(WORK REQUIRED)
Transcribe the records that follow exactly. Skip the pictures.

Records that describe figures
BEGIN
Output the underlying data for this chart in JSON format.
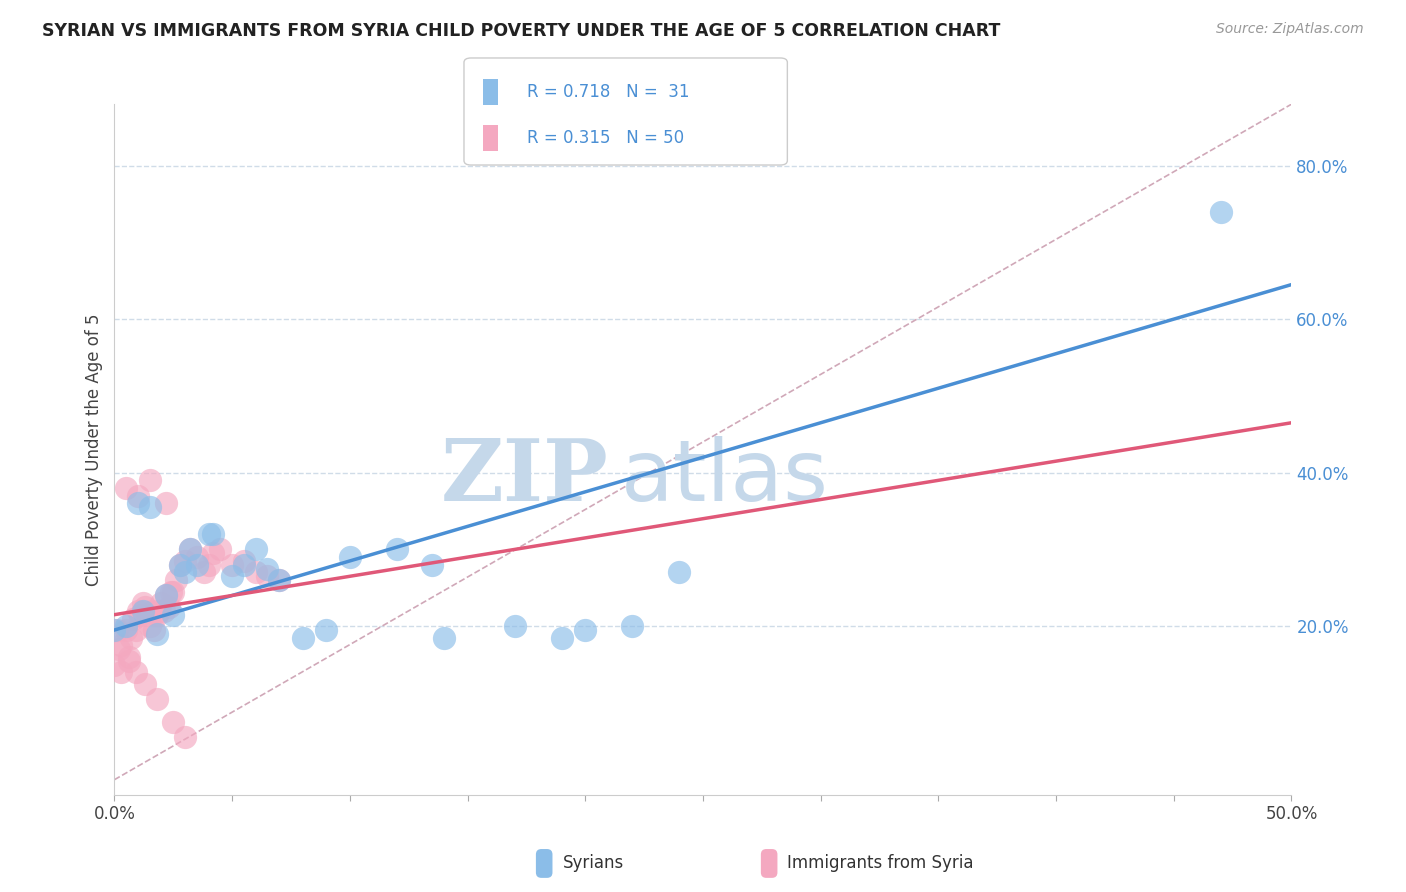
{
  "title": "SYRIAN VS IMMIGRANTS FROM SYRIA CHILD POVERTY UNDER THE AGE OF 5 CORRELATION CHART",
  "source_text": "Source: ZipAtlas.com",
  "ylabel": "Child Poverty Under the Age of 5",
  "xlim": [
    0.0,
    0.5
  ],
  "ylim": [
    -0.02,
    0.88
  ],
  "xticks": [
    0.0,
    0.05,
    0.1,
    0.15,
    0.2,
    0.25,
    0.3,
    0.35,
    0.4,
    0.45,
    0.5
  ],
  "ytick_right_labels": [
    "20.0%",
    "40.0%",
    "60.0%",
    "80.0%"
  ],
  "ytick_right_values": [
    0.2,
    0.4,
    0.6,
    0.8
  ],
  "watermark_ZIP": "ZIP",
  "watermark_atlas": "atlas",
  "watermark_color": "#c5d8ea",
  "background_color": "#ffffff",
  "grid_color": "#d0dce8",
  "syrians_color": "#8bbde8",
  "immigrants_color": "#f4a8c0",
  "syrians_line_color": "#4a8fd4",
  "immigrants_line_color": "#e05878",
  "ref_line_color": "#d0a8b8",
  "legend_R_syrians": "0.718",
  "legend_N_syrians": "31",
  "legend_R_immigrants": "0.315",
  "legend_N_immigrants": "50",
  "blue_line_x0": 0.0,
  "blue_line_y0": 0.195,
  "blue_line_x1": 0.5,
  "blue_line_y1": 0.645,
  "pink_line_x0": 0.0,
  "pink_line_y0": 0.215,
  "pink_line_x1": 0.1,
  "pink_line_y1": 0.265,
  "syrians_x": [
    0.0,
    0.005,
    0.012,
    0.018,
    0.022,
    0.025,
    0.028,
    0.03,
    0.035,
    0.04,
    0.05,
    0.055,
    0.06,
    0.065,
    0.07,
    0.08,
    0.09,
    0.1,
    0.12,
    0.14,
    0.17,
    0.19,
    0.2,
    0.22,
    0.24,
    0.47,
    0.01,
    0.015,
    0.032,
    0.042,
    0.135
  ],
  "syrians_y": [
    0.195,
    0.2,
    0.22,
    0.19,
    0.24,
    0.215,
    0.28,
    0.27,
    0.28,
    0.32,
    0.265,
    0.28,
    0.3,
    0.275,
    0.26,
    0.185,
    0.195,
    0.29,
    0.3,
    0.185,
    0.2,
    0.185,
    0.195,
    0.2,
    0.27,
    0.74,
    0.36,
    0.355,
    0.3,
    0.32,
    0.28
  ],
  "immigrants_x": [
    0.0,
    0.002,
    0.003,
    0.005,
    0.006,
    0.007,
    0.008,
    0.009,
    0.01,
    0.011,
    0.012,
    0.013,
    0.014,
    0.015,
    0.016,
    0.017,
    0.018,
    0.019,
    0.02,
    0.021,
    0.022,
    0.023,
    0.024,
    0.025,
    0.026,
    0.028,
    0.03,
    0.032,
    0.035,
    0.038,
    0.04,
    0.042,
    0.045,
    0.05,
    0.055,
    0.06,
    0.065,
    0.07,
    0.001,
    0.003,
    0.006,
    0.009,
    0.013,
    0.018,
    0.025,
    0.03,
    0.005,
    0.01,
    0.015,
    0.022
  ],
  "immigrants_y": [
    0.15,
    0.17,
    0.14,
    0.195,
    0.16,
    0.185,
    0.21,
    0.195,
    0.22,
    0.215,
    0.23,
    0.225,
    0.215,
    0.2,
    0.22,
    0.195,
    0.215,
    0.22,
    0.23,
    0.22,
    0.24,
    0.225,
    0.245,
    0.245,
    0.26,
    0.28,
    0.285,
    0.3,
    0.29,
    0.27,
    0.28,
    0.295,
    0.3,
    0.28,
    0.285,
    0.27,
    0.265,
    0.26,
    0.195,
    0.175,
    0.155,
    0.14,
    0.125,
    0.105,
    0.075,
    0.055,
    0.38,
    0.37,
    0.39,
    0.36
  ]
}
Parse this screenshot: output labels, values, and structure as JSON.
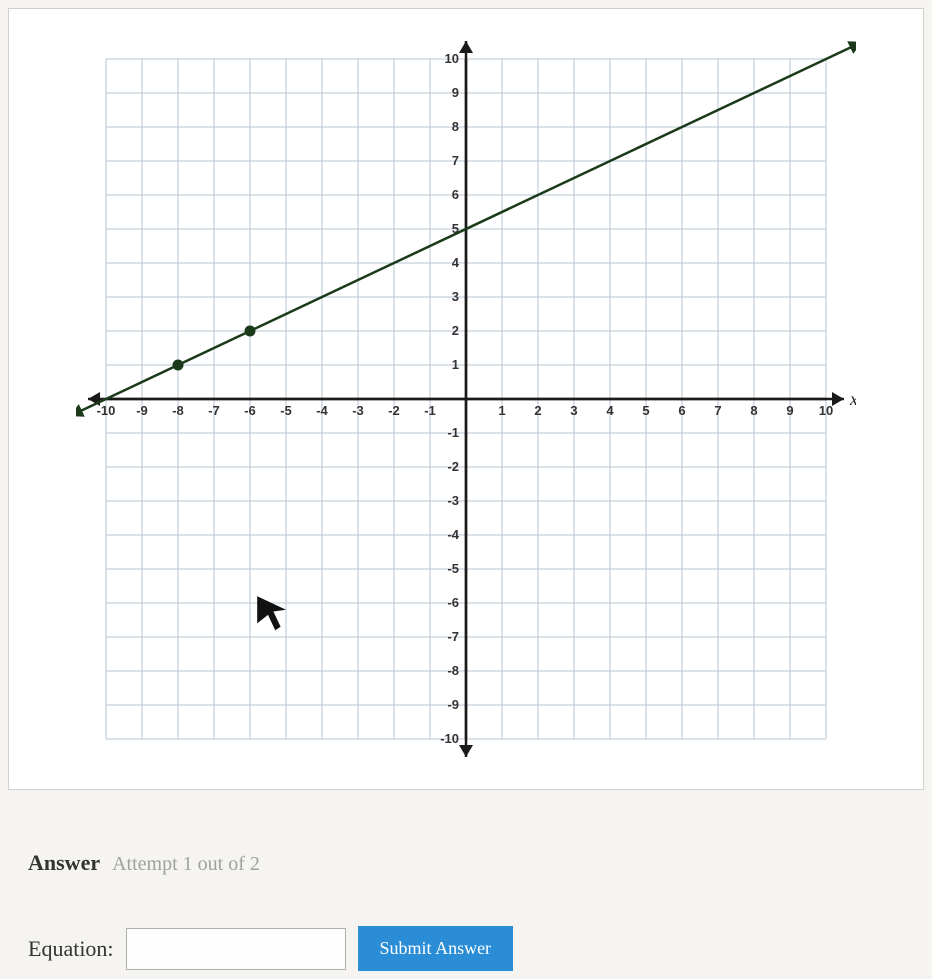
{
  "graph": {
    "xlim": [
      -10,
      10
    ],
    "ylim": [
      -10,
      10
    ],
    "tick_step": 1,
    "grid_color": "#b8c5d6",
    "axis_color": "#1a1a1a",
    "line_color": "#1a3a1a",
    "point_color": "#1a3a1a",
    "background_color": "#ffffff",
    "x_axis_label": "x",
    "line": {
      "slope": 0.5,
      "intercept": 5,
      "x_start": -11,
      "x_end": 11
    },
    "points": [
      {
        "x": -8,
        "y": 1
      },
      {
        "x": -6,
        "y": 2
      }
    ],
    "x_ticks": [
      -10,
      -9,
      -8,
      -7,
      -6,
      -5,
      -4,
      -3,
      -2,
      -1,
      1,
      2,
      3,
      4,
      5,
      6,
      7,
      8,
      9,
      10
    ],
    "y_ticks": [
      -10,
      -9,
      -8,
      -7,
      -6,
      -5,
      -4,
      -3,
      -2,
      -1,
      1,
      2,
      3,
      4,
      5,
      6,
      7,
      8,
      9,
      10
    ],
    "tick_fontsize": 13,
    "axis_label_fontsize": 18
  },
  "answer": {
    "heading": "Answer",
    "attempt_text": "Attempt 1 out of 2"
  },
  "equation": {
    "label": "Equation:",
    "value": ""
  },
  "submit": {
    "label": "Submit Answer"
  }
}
END
(ANSWER FOR THIS EXERCISE)
Output the underlying data for this chart in JSON format.
{
  "title": "SYRIAN VS IMMIGRANTS FROM SYRIA CHILD POVERTY UNDER THE AGE OF 5 CORRELATION CHART",
  "source_text": "Source: ZipAtlas.com",
  "ylabel": "Child Poverty Under the Age of 5",
  "xlim": [
    0.0,
    0.5
  ],
  "ylim": [
    -0.02,
    0.88
  ],
  "xticks": [
    0.0,
    0.05,
    0.1,
    0.15,
    0.2,
    0.25,
    0.3,
    0.35,
    0.4,
    0.45,
    0.5
  ],
  "ytick_right_labels": [
    "20.0%",
    "40.0%",
    "60.0%",
    "80.0%"
  ],
  "ytick_right_values": [
    0.2,
    0.4,
    0.6,
    0.8
  ],
  "watermark_ZIP": "ZIP",
  "watermark_atlas": "atlas",
  "watermark_color": "#c5d8ea",
  "background_color": "#ffffff",
  "grid_color": "#d0dce8",
  "syrians_color": "#8bbde8",
  "immigrants_color": "#f4a8c0",
  "syrians_line_color": "#4a8fd4",
  "immigrants_line_color": "#e05878",
  "ref_line_color": "#d0a8b8",
  "legend_R_syrians": "0.718",
  "legend_N_syrians": "31",
  "legend_R_immigrants": "0.315",
  "legend_N_immigrants": "50",
  "blue_line_x0": 0.0,
  "blue_line_y0": 0.195,
  "blue_line_x1": 0.5,
  "blue_line_y1": 0.645,
  "pink_line_x0": 0.0,
  "pink_line_y0": 0.215,
  "pink_line_x1": 0.1,
  "pink_line_y1": 0.265,
  "syrians_x": [
    0.0,
    0.005,
    0.012,
    0.018,
    0.022,
    0.025,
    0.028,
    0.03,
    0.035,
    0.04,
    0.05,
    0.055,
    0.06,
    0.065,
    0.07,
    0.08,
    0.09,
    0.1,
    0.12,
    0.14,
    0.17,
    0.19,
    0.2,
    0.22,
    0.24,
    0.47,
    0.01,
    0.015,
    0.032,
    0.042,
    0.135
  ],
  "syrians_y": [
    0.195,
    0.2,
    0.22,
    0.19,
    0.24,
    0.215,
    0.28,
    0.27,
    0.28,
    0.32,
    0.265,
    0.28,
    0.3,
    0.275,
    0.26,
    0.185,
    0.195,
    0.29,
    0.3,
    0.185,
    0.2,
    0.185,
    0.195,
    0.2,
    0.27,
    0.74,
    0.36,
    0.355,
    0.3,
    0.32,
    0.28
  ],
  "immigrants_x": [
    0.0,
    0.002,
    0.003,
    0.005,
    0.006,
    0.007,
    0.008,
    0.009,
    0.01,
    0.011,
    0.012,
    0.013,
    0.014,
    0.015,
    0.016,
    0.017,
    0.018,
    0.019,
    0.02,
    0.021,
    0.022,
    0.023,
    0.024,
    0.025,
    0.026,
    0.028,
    0.03,
    0.032,
    0.035,
    0.038,
    0.04,
    0.042,
    0.045,
    0.05,
    0.055,
    0.06,
    0.065,
    0.07,
    0.001,
    0.003,
    0.006,
    0.009,
    0.013,
    0.018,
    0.025,
    0.03,
    0.005,
    0.01,
    0.015,
    0.022
  ],
  "immigrants_y": [
    0.15,
    0.17,
    0.14,
    0.195,
    0.16,
    0.185,
    0.21,
    0.195,
    0.22,
    0.215,
    0.23,
    0.225,
    0.215,
    0.2,
    0.22,
    0.195,
    0.215,
    0.22,
    0.23,
    0.22,
    0.24,
    0.225,
    0.245,
    0.245,
    0.26,
    0.28,
    0.285,
    0.3,
    0.29,
    0.27,
    0.28,
    0.295,
    0.3,
    0.28,
    0.285,
    0.27,
    0.265,
    0.26,
    0.195,
    0.175,
    0.155,
    0.14,
    0.125,
    0.105,
    0.075,
    0.055,
    0.38,
    0.37,
    0.39,
    0.36
  ]
}
Parse this screenshot: output labels, values, and structure as JSON.
{
  "graph": {
    "xlim": [
      -10,
      10
    ],
    "ylim": [
      -10,
      10
    ],
    "tick_step": 1,
    "grid_color": "#b8c5d6",
    "axis_color": "#1a1a1a",
    "line_color": "#1a3a1a",
    "point_color": "#1a3a1a",
    "background_color": "#ffffff",
    "x_axis_label": "x",
    "line": {
      "slope": 0.5,
      "intercept": 5,
      "x_start": -11,
      "x_end": 11
    },
    "points": [
      {
        "x": -8,
        "y": 1
      },
      {
        "x": -6,
        "y": 2
      }
    ],
    "x_ticks": [
      -10,
      -9,
      -8,
      -7,
      -6,
      -5,
      -4,
      -3,
      -2,
      -1,
      1,
      2,
      3,
      4,
      5,
      6,
      7,
      8,
      9,
      10
    ],
    "y_ticks": [
      -10,
      -9,
      -8,
      -7,
      -6,
      -5,
      -4,
      -3,
      -2,
      -1,
      1,
      2,
      3,
      4,
      5,
      6,
      7,
      8,
      9,
      10
    ],
    "tick_fontsize": 13,
    "axis_label_fontsize": 18
  },
  "answer": {
    "heading": "Answer",
    "attempt_text": "Attempt 1 out of 2"
  },
  "equation": {
    "label": "Equation:",
    "value": ""
  },
  "submit": {
    "label": "Submit Answer"
  }
}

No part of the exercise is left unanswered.